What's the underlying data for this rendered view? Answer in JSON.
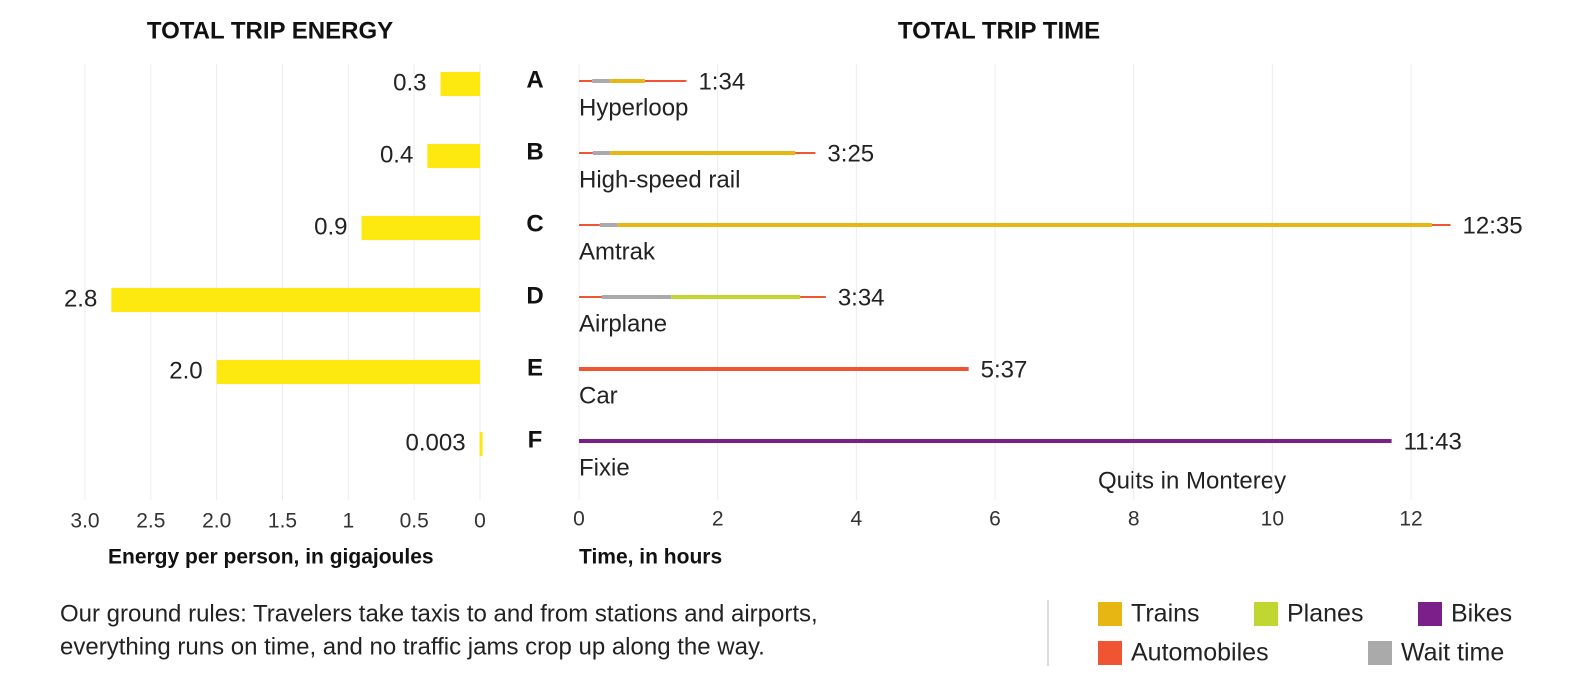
{
  "chart_data": [
    {
      "type": "bar",
      "orientation": "horizontal",
      "title": "TOTAL TRIP ENERGY",
      "x_label": "Energy per person, in gigajoules",
      "values": [
        0.3,
        0.4,
        0.9,
        2.8,
        2.0,
        0.003
      ],
      "value_labels": [
        "0.3",
        "0.4",
        "0.9",
        "2.8",
        "2.0",
        "0.003"
      ],
      "color": "#fde910",
      "xlim": [
        3,
        0
      ],
      "xticks": [
        {
          "value": 3,
          "label": "3.0"
        },
        2.5,
        {
          "value": 2,
          "label": "2.0"
        },
        1.5,
        1,
        0.5,
        0
      ],
      "grid": true
    },
    {
      "type": "stacked_bar",
      "orientation": "horizontal",
      "title": "TOTAL TRIP TIME",
      "x_label": "Time, in hours",
      "categories": [
        "A",
        "B",
        "C",
        "D",
        "E",
        "F"
      ],
      "trips": [
        {
          "name": "Hyperloop",
          "color": "#e8b613",
          "total_label": "1:34",
          "segments": [
            {
              "kind": "Automobiles",
              "value": 0.19
            },
            {
              "kind": "Wait time",
              "value": 0.26
            },
            {
              "kind": "Trains",
              "value": 0.5
            },
            {
              "kind": "Automobiles",
              "value": 0.6
            }
          ]
        },
        {
          "name": "High-speed rail",
          "color": "#e8b613",
          "total_label": "3:25",
          "segments": [
            {
              "kind": "Automobiles",
              "value": 0.2
            },
            {
              "kind": "Wait time",
              "value": 0.25
            },
            {
              "kind": "Trains",
              "value": 2.67
            },
            {
              "kind": "Automobiles",
              "value": 0.29
            }
          ]
        },
        {
          "name": "Amtrak",
          "color": "#e8b613",
          "total_label": "12:35",
          "segments": [
            {
              "kind": "Automobiles",
              "value": 0.3
            },
            {
              "kind": "Wait time",
              "value": 0.26
            },
            {
              "kind": "Trains",
              "value": 11.74
            },
            {
              "kind": "Automobiles",
              "value": 0.27
            }
          ]
        },
        {
          "name": "Airplane",
          "color": "#bfd730",
          "total_label": "3:34",
          "segments": [
            {
              "kind": "Automobiles",
              "value": 0.33
            },
            {
              "kind": "Wait time",
              "value": 1.0
            },
            {
              "kind": "Planes",
              "value": 1.86
            },
            {
              "kind": "Automobiles",
              "value": 0.37
            }
          ]
        },
        {
          "name": "Car",
          "color": "#ef5533",
          "total_label": "5:37",
          "segments": [
            {
              "kind": "Automobiles",
              "value": 5.62
            }
          ]
        },
        {
          "name": "Fixie",
          "color": "#7b1f8a",
          "total_label": "11:43",
          "segments": [
            {
              "kind": "Bikes",
              "value": 11.72
            }
          ]
        }
      ],
      "annotation": "Quits in Monterey",
      "legend": [
        {
          "name": "Trains",
          "color": "#e8b613"
        },
        {
          "name": "Planes",
          "color": "#bfd730"
        },
        {
          "name": "Bikes",
          "color": "#7b1f8a"
        },
        {
          "name": "Automobiles",
          "color": "#ef5533"
        },
        {
          "name": "Wait time",
          "color": "#aaaaaa"
        }
      ],
      "xlim": [
        0,
        13.5
      ],
      "xticks": [
        0,
        2,
        4,
        6,
        8,
        10,
        12
      ],
      "grid": true
    }
  ],
  "footer": {
    "note": [
      "Our ground rules: Travelers take taxis to and from stations and airports,",
      "everything runs on time, and no traffic jams crop up along the way."
    ]
  }
}
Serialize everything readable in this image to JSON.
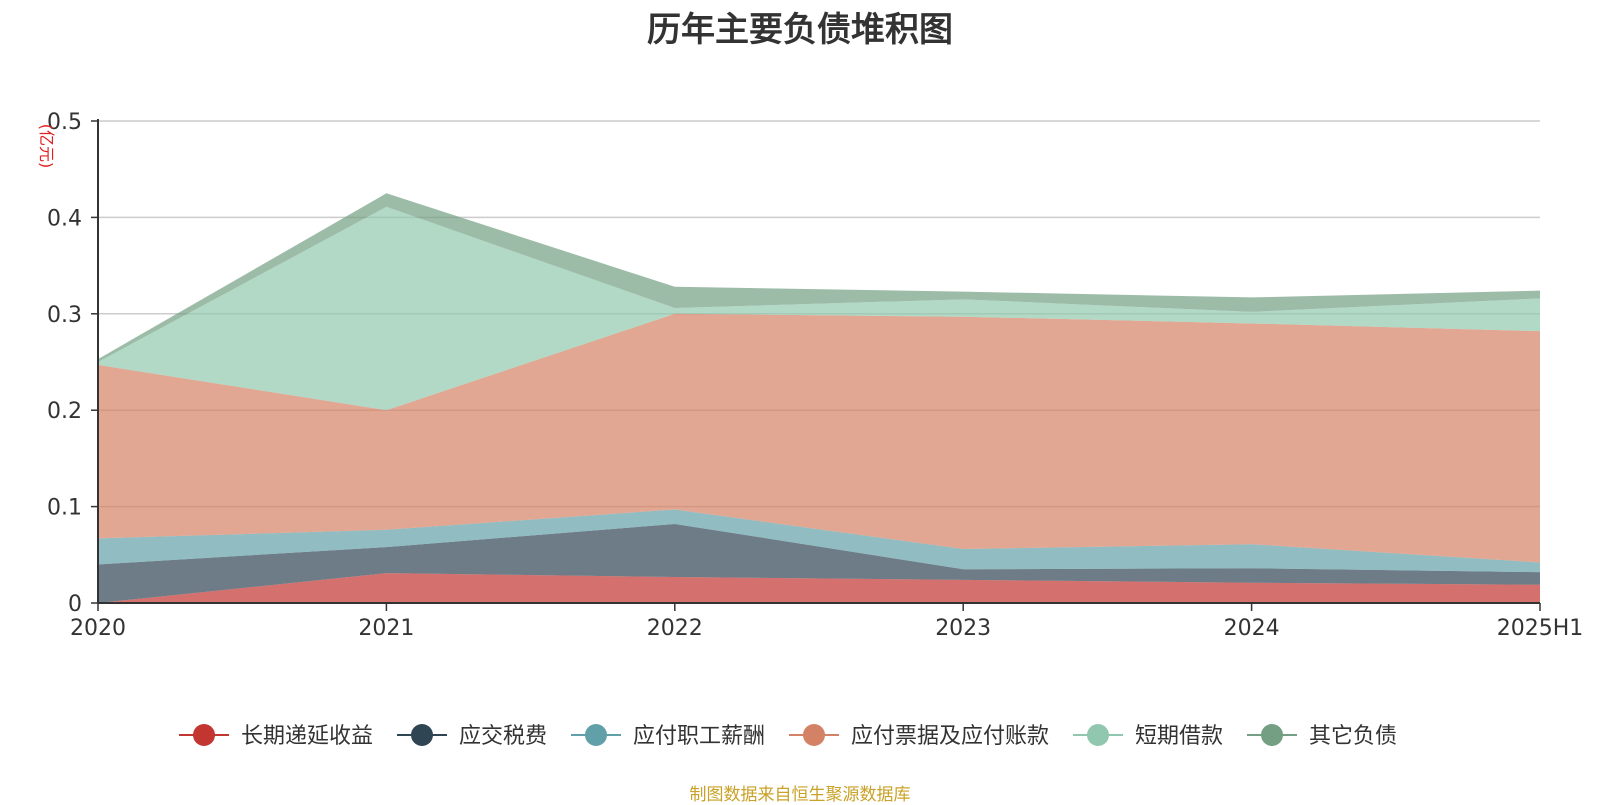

* _TASK DESCRIPTION_: Return the lines of the records that include the string "everything".

* _EXERCISE OUTPUT_:
      "everything runs on time, and no traffic jams crop up along the way."
Serialize everything readable in this image to JSON.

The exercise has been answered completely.